— START AVAILABLE RECORDS —

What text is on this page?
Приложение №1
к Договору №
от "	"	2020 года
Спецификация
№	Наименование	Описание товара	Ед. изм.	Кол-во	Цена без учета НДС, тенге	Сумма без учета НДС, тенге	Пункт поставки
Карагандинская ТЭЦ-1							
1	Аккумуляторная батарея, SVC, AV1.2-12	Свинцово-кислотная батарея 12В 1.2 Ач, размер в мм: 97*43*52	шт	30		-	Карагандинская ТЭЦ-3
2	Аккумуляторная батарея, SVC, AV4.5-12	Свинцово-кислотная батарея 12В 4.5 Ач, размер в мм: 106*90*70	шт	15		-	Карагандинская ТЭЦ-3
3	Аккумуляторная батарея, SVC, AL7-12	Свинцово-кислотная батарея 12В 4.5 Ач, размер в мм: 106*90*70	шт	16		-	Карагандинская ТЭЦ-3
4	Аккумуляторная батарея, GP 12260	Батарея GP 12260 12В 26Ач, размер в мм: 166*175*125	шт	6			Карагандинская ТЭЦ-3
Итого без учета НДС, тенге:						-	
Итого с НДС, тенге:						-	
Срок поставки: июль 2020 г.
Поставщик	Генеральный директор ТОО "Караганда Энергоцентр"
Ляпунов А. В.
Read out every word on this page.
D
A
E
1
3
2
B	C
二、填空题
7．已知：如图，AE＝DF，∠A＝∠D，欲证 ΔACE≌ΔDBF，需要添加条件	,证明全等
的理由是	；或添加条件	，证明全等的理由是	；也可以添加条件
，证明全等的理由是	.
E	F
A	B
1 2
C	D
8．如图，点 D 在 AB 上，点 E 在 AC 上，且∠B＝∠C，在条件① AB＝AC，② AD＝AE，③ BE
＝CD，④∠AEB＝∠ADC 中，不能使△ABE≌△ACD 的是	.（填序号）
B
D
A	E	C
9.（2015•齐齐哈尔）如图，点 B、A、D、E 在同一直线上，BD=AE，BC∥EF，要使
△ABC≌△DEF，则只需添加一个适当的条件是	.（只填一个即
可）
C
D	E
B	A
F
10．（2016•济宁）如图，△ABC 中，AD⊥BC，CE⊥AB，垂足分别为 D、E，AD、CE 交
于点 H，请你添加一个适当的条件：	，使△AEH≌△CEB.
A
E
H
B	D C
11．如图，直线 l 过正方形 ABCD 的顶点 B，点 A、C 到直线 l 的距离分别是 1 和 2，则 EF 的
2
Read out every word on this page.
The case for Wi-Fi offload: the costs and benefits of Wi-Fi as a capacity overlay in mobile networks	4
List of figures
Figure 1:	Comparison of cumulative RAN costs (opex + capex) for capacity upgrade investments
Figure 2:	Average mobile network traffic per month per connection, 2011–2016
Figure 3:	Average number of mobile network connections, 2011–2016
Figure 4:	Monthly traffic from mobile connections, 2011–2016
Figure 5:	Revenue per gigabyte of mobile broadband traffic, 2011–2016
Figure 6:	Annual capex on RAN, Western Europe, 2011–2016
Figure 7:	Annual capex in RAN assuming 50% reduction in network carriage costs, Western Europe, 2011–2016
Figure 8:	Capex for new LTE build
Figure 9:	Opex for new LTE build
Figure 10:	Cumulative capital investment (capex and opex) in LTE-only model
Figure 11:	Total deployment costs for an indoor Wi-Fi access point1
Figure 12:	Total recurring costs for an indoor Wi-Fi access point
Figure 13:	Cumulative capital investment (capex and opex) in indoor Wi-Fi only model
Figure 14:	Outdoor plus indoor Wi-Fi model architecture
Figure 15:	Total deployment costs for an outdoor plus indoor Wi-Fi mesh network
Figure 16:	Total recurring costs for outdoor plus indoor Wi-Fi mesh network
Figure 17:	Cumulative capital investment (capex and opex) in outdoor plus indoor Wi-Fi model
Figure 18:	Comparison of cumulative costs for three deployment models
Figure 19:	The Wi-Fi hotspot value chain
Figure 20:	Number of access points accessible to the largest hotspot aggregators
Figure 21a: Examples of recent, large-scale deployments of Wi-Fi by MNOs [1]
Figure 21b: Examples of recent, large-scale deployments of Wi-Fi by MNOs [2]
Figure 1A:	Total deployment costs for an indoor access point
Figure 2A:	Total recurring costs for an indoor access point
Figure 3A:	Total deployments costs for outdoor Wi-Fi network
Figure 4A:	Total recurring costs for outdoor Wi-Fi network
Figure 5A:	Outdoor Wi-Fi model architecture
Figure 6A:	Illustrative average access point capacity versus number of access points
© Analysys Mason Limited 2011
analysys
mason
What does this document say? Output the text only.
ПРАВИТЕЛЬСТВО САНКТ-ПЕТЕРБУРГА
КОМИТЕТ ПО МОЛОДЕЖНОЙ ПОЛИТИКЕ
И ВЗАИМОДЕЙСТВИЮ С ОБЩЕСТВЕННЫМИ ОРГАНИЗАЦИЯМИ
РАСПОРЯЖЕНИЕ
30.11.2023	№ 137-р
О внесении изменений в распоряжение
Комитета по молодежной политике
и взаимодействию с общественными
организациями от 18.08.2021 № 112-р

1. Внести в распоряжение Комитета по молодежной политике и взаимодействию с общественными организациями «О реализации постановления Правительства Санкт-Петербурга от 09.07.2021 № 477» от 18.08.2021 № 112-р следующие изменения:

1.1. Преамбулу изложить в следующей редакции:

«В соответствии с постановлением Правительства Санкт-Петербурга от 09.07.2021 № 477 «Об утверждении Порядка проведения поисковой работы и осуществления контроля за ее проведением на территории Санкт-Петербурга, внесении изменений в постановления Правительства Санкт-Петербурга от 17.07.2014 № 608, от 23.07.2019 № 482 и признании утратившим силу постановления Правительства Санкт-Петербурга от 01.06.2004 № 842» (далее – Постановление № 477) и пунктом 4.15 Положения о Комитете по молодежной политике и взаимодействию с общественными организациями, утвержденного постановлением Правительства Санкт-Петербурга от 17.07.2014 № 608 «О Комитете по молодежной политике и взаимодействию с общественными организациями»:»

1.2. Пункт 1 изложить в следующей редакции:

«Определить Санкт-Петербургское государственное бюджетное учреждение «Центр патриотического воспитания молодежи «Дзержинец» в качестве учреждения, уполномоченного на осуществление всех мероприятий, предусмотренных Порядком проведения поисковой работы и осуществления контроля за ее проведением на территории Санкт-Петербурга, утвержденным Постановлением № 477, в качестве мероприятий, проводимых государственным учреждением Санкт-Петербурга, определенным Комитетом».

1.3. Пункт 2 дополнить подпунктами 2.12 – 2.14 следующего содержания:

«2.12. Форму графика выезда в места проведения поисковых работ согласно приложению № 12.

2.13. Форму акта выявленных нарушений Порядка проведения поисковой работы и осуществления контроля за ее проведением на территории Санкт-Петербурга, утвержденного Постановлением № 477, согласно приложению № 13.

— END AVAILABLE RECORDS —

_GOAL_: Reproduce all of the material above word for word.

_RESULT OF THIS TASK_:
What text is on this page?
Приложение №1
к Договору №
от "	"	2020 года
Спецификация
№	Наименование	Описание товара	Ед. изм.	Кол-во	Цена без учета НДС, тенге	Сумма без учета НДС, тенге	Пункт поставки
Карагандинская ТЭЦ-1							
1	Аккумуляторная батарея, SVC, AV1.2-12	Свинцово-кислотная батарея 12В 1.2 Ач, размер в мм: 97*43*52	шт	30		-	Карагандинская ТЭЦ-3
2	Аккумуляторная батарея, SVC, AV4.5-12	Свинцово-кислотная батарея 12В 4.5 Ач, размер в мм: 106*90*70	шт	15		-	Карагандинская ТЭЦ-3
3	Аккумуляторная батарея, SVC, AL7-12	Свинцово-кислотная батарея 12В 4.5 Ач, размер в мм: 106*90*70	шт	16		-	Карагандинская ТЭЦ-3
4	Аккумуляторная батарея, GP 12260	Батарея GP 12260 12В 26Ач, размер в мм: 166*175*125	шт	6			Карагандинская ТЭЦ-3
Итого без учета НДС, тенге:						-	
Итого с НДС, тенге:						-	
Срок поставки: июль 2020 г.
Поставщик	Генеральный директор ТОО "Караганда Энергоцентр"
Ляпунов А. В.
Read out every word on this page.
D
A
E
1
3
2
B	C
二、填空题
7．已知：如图，AE＝DF，∠A＝∠D，欲证 ΔACE≌ΔDBF，需要添加条件	,证明全等
的理由是	；或添加条件	，证明全等的理由是	；也可以添加条件
，证明全等的理由是	.
E	F
A	B
1 2
C	D
8．如图，点 D 在 AB 上，点 E 在 AC 上，且∠B＝∠C，在条件① AB＝AC，② AD＝AE，③ BE
＝CD，④∠AEB＝∠ADC 中，不能使△ABE≌△ACD 的是	.（填序号）
B
D
A	E	C
9.（2015•齐齐哈尔）如图，点 B、A、D、E 在同一直线上，BD=AE，BC∥EF，要使
△ABC≌△DEF，则只需添加一个适当的条件是	.（只填一个即
可）
C
D	E
B	A
F
10．（2016•济宁）如图，△ABC 中，AD⊥BC，CE⊥AB，垂足分别为 D、E，AD、CE 交
于点 H，请你添加一个适当的条件：	，使△AEH≌△CEB.
A
E
H
B	D C
11．如图，直线 l 过正方形 ABCD 的顶点 B，点 A、C 到直线 l 的距离分别是 1 和 2，则 EF 的
2
Read out every word on this page.
The case for Wi-Fi offload: the costs and benefits of Wi-Fi as a capacity overlay in mobile networks	4
List of figures
Figure 1:	Comparison of cumulative RAN costs (opex + capex) for capacity upgrade investments
Figure 2:	Average mobile network traffic per month per connection, 2011–2016
Figure 3:	Average number of mobile network connections, 2011–2016
Figure 4:	Monthly traffic from mobile connections, 2011–2016
Figure 5:	Revenue per gigabyte of mobile broadband traffic, 2011–2016
Figure 6:	Annual capex on RAN, Western Europe, 2011–2016
Figure 7:	Annual capex in RAN assuming 50% reduction in network carriage costs, Western Europe, 2011–2016
Figure 8:	Capex for new LTE build
Figure 9:	Opex for new LTE build
Figure 10:	Cumulative capital investment (capex and opex) in LTE-only model
Figure 11:	Total deployment costs for an indoor Wi-Fi access point1
Figure 12:	Total recurring costs for an indoor Wi-Fi access point
Figure 13:	Cumulative capital investment (capex and opex) in indoor Wi-Fi only model
Figure 14:	Outdoor plus indoor Wi-Fi model architecture
Figure 15:	Total deployment costs for an outdoor plus indoor Wi-Fi mesh network
Figure 16:	Total recurring costs for outdoor plus indoor Wi-Fi mesh network
Figure 17:	Cumulative capital investment (capex and opex) in outdoor plus indoor Wi-Fi model
Figure 18:	Comparison of cumulative costs for three deployment models
Figure 19:	The Wi-Fi hotspot value chain
Figure 20:	Number of access points accessible to the largest hotspot aggregators
Figure 21a: Examples of recent, large-scale deployments of Wi-Fi by MNOs [1]
Figure 21b: Examples of recent, large-scale deployments of Wi-Fi by MNOs [2]
Figure 1A:	Total deployment costs for an indoor access point
Figure 2A:	Total recurring costs for an indoor access point
Figure 3A:	Total deployments costs for outdoor Wi-Fi network
Figure 4A:	Total recurring costs for outdoor Wi-Fi network
Figure 5A:	Outdoor Wi-Fi model architecture
Figure 6A:	Illustrative average access point capacity versus number of access points
© Analysys Mason Limited 2011
analysys
mason
What does this document say? Output the text only.
ПРАВИТЕЛЬСТВО САНКТ-ПЕТЕРБУРГА
КОМИТЕТ ПО МОЛОДЕЖНОЙ ПОЛИТИКЕ
И ВЗАИМОДЕЙСТВИЮ С ОБЩЕСТВЕННЫМИ ОРГАНИЗАЦИЯМИ
РАСПОРЯЖЕНИЕ
30.11.2023	№ 137-р
О внесении изменений в распоряжение
Комитета по молодежной политике
и взаимодействию с общественными
организациями от 18.08.2021 № 112-р

1. Внести в распоряжение Комитета по молодежной политике и взаимодействию с общественными организациями «О реализации постановления Правительства Санкт-Петербурга от 09.07.2021 № 477» от 18.08.2021 № 112-р следующие изменения:

1.1. Преамбулу изложить в следующей редакции:

«В соответствии с постановлением Правительства Санкт-Петербурга от 09.07.2021 № 477 «Об утверждении Порядка проведения поисковой работы и осуществления контроля за ее проведением на территории Санкт-Петербурга, внесении изменений в постановления Правительства Санкт-Петербурга от 17.07.2014 № 608, от 23.07.2019 № 482 и признании утратившим силу постановления Правительства Санкт-Петербурга от 01.06.2004 № 842» (далее – Постановление № 477) и пунктом 4.15 Положения о Комитете по молодежной политике и взаимодействию с общественными организациями, утвержденного постановлением Правительства Санкт-Петербурга от 17.07.2014 № 608 «О Комитете по молодежной политике и взаимодействию с общественными организациями»:»

1.2. Пункт 1 изложить в следующей редакции:

«Определить Санкт-Петербургское государственное бюджетное учреждение «Центр патриотического воспитания молодежи «Дзержинец» в качестве учреждения, уполномоченного на осуществление всех мероприятий, предусмотренных Порядком проведения поисковой работы и осуществления контроля за ее проведением на территории Санкт-Петербурга, утвержденным Постановлением № 477, в качестве мероприятий, проводимых государственным учреждением Санкт-Петербурга, определенным Комитетом».

1.3. Пункт 2 дополнить подпунктами 2.12 – 2.14 следующего содержания:

«2.12. Форму графика выезда в места проведения поисковых работ согласно приложению № 12.

2.13. Форму акта выявленных нарушений Порядка проведения поисковой работы и осуществления контроля за ее проведением на территории Санкт-Петербурга, утвержденного Постановлением № 477, согласно приложению № 13.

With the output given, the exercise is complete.